# YOUR TASK:
Pick out each line of the records that includes the string "mcap", and copy it.
--- BEGIN DATA IN THIS EXERCISE ---
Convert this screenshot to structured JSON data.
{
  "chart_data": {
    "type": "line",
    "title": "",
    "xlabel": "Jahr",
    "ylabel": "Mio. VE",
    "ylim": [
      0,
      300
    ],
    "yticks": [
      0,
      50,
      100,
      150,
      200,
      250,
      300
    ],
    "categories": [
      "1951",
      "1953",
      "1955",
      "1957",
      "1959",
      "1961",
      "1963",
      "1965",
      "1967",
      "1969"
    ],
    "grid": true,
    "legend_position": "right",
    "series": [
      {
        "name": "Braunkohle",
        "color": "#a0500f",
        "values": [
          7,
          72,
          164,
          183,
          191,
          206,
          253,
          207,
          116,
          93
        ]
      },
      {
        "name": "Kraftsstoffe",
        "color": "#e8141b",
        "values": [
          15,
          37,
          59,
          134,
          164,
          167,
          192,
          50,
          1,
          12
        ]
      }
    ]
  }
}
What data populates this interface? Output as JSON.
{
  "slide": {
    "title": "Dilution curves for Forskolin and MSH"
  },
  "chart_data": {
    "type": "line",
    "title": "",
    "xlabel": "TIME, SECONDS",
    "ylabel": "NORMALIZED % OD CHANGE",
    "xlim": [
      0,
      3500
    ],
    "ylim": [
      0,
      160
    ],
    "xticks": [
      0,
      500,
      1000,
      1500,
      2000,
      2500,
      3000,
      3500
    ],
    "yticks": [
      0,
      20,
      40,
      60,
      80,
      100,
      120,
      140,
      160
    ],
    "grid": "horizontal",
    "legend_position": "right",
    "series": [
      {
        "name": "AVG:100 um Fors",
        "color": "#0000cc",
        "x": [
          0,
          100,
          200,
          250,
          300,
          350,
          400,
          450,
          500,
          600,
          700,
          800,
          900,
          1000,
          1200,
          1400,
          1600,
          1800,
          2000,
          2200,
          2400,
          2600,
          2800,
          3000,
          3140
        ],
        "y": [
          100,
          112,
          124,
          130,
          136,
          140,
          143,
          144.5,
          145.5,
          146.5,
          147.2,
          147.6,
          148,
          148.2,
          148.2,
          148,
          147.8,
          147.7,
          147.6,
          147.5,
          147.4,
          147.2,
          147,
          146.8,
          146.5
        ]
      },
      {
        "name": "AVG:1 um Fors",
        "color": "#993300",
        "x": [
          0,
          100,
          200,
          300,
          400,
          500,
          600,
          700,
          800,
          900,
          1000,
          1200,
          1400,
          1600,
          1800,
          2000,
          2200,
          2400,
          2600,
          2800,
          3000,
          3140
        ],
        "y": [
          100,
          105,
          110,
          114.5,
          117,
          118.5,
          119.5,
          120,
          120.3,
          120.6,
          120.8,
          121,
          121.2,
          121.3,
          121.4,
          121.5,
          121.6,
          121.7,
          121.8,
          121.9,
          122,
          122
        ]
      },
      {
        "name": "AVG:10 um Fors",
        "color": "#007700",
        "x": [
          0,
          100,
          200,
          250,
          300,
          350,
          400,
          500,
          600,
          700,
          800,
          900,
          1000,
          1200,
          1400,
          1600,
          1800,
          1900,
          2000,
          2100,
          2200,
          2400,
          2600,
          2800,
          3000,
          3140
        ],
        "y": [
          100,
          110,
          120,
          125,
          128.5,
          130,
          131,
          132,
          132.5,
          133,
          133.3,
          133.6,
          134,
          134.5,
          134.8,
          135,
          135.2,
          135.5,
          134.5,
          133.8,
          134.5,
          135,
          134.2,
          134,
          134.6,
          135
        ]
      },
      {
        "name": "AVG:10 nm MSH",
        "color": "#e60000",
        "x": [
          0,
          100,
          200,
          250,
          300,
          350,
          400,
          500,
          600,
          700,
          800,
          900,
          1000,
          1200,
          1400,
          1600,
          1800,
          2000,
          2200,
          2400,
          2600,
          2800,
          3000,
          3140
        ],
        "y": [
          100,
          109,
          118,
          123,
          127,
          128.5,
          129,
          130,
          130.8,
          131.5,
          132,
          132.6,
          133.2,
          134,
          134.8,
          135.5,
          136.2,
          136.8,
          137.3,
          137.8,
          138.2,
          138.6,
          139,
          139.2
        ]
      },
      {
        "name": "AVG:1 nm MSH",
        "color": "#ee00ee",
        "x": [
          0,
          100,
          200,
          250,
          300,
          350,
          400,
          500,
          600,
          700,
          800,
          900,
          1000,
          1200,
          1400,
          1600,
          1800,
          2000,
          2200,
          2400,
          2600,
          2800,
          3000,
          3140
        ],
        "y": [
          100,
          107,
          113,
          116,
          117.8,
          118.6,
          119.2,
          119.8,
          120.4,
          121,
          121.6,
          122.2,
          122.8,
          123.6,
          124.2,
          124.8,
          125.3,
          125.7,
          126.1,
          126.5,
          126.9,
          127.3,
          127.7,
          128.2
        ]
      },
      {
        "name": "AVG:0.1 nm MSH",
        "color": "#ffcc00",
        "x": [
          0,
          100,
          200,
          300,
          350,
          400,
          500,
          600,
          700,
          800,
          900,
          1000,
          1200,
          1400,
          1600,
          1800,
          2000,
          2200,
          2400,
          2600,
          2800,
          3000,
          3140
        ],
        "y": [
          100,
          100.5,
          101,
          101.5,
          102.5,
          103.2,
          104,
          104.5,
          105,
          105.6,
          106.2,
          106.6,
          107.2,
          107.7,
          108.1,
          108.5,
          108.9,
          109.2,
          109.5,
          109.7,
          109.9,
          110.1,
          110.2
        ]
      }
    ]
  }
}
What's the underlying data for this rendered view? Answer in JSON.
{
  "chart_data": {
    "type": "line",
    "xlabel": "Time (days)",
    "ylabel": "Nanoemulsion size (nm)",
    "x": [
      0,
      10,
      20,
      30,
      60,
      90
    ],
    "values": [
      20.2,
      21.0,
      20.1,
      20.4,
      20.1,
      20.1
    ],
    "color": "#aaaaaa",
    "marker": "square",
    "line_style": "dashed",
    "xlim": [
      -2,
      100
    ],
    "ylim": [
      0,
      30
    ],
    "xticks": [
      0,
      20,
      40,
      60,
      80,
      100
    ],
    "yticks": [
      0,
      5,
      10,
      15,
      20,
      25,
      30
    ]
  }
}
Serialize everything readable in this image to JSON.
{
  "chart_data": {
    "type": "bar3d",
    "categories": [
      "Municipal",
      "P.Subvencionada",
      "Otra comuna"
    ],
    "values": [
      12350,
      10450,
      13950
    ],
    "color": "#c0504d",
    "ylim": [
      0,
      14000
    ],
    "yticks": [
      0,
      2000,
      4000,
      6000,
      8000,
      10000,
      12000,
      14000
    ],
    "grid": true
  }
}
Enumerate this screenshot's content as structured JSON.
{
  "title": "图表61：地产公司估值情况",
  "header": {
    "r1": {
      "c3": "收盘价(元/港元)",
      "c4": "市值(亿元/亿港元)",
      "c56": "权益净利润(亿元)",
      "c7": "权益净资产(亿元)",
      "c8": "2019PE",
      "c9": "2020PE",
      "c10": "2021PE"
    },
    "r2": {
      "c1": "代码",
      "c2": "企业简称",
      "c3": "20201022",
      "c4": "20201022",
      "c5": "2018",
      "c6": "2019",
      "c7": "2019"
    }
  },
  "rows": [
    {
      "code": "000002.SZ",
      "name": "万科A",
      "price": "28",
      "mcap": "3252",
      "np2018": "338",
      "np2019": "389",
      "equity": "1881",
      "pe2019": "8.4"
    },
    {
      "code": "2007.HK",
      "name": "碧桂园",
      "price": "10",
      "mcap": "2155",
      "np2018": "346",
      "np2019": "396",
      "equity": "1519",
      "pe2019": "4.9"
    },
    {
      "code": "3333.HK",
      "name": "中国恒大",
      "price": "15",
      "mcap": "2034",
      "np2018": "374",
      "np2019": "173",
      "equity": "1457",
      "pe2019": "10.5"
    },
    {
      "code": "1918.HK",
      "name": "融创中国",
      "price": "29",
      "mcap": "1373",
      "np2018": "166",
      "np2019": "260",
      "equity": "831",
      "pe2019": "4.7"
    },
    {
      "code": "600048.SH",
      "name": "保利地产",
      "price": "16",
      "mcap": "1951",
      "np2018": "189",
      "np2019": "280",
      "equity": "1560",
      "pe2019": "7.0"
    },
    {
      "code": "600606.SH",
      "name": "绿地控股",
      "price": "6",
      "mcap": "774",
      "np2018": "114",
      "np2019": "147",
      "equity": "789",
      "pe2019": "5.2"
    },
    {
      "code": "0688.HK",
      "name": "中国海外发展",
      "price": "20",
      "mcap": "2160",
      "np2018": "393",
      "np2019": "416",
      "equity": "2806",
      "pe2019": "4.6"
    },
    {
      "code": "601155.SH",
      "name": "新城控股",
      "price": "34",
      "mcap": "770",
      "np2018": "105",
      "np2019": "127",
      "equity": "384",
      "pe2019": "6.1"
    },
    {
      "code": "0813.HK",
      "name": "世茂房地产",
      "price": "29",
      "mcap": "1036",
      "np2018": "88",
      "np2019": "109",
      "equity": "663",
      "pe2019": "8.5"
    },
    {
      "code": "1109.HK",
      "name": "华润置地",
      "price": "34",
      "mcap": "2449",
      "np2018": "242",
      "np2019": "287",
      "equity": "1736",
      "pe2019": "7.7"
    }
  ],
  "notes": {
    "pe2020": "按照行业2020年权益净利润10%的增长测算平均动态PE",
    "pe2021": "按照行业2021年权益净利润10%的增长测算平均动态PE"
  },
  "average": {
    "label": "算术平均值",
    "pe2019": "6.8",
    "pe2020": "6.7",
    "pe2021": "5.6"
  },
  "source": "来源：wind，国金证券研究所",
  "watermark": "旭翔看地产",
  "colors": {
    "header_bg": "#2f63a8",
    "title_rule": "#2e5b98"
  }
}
--- END DATA IN THIS EXERCISE ---
# TASK ANSWER:
      "mcap": "3252",
      "mcap": "2155",
      "mcap": "2034",
      "mcap": "1373",
      "mcap": "1951",
      "mcap": "774",
      "mcap": "2160",
      "mcap": "770",
      "mcap": "1036",
      "mcap": "2449",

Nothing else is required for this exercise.